- Required task -
Look through the entries below and count the lines with the word "sections" in them; give only the number.

::: Source records :::

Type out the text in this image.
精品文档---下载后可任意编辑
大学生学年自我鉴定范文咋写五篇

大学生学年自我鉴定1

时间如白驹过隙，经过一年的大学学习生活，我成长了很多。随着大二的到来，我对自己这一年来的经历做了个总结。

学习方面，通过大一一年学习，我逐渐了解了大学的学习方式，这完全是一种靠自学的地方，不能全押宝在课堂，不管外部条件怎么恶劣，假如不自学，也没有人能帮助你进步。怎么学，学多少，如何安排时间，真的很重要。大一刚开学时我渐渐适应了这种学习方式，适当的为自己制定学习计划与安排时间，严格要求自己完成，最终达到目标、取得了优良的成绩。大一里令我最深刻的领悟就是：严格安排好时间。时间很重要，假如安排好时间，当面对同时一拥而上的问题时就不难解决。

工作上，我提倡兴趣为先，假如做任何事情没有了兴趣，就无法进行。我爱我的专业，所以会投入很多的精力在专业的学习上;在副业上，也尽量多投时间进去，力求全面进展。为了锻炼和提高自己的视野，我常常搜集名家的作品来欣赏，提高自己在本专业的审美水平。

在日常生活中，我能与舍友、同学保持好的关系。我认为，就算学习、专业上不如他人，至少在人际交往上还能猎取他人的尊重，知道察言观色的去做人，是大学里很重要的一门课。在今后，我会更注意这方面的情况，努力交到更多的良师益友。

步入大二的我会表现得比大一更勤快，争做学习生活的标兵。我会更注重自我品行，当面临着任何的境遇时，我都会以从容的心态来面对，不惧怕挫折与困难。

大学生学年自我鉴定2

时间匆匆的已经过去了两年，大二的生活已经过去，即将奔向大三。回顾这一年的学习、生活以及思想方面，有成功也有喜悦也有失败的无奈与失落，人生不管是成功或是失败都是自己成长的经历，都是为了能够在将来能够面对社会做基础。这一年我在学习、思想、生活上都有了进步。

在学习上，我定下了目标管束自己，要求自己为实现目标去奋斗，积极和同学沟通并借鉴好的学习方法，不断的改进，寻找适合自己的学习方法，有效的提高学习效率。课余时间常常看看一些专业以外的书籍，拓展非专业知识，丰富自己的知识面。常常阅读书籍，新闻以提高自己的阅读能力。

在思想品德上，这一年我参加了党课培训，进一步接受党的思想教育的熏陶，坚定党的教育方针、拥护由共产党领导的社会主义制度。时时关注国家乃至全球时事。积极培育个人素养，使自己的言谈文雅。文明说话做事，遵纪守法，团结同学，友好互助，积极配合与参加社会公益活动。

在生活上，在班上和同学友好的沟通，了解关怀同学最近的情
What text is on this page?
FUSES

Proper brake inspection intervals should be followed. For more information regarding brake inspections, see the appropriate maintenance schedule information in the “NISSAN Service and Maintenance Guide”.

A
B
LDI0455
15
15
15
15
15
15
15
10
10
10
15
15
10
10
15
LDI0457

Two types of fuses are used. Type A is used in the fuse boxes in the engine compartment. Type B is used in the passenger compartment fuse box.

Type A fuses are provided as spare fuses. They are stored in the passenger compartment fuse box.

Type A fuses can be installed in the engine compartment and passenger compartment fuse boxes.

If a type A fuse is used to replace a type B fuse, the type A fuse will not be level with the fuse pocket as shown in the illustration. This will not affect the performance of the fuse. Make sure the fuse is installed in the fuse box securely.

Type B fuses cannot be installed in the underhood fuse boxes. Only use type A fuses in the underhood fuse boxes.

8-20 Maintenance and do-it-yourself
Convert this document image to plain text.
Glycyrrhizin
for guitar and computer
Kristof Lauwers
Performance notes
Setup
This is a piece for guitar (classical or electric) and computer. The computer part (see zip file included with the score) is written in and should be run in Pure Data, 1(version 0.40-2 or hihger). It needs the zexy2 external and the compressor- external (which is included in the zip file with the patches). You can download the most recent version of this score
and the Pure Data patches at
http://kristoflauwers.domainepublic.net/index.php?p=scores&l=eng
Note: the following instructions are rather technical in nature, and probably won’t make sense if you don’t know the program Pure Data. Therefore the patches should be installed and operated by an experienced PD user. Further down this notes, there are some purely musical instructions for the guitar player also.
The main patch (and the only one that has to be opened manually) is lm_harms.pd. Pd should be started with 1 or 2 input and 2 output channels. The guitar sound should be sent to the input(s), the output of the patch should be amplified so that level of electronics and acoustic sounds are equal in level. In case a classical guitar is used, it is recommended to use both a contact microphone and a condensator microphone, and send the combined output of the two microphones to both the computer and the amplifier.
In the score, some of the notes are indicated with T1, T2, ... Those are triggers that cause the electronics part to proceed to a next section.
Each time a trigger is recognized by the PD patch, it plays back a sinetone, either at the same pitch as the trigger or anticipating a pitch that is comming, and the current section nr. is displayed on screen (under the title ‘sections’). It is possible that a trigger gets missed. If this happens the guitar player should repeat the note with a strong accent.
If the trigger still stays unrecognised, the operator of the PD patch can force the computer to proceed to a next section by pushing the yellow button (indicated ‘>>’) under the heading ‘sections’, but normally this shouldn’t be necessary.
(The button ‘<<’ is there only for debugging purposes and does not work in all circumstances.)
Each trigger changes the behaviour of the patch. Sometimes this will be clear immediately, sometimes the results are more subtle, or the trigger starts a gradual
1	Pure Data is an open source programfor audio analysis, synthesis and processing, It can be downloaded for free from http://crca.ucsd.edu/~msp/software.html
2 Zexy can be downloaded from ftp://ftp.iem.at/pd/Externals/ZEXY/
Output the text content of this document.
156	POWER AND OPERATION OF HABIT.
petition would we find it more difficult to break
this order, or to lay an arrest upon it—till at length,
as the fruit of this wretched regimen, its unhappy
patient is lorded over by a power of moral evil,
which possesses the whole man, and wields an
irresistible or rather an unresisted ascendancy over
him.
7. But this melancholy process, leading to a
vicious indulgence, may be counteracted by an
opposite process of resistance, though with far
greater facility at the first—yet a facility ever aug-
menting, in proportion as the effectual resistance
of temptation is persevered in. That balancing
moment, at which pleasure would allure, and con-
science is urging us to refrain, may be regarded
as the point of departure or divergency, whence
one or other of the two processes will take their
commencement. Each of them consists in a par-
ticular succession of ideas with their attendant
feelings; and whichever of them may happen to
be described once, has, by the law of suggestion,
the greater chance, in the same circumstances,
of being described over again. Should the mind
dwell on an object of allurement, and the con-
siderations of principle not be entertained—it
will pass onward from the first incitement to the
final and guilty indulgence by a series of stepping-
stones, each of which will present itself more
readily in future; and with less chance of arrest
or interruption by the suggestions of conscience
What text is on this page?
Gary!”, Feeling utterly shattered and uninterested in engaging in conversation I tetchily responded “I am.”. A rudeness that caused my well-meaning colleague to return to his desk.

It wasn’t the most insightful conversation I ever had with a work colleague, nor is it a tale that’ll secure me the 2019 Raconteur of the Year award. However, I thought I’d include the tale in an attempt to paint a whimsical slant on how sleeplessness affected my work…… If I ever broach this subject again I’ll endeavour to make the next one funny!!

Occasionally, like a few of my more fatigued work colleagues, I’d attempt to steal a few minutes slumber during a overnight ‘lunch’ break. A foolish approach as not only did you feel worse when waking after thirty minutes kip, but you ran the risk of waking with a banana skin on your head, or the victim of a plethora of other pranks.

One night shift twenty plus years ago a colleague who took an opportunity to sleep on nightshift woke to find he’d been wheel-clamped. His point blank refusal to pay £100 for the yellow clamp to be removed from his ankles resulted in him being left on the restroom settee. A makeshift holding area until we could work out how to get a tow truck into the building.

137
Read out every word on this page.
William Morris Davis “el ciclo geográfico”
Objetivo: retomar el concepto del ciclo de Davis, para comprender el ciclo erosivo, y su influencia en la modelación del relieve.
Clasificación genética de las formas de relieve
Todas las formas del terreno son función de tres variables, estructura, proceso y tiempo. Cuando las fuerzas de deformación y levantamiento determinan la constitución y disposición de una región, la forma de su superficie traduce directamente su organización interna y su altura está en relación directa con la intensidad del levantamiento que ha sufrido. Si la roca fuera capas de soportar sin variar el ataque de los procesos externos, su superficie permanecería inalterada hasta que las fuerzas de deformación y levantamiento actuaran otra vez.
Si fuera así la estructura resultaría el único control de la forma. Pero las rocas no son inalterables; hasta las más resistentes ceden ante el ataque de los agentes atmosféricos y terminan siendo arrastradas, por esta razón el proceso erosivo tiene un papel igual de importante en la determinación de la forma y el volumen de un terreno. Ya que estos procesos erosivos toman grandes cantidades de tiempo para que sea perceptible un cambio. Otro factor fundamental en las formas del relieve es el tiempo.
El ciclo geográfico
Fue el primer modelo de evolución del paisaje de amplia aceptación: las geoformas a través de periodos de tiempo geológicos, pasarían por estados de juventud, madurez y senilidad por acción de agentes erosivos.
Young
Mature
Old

:::

- Worked answer -
2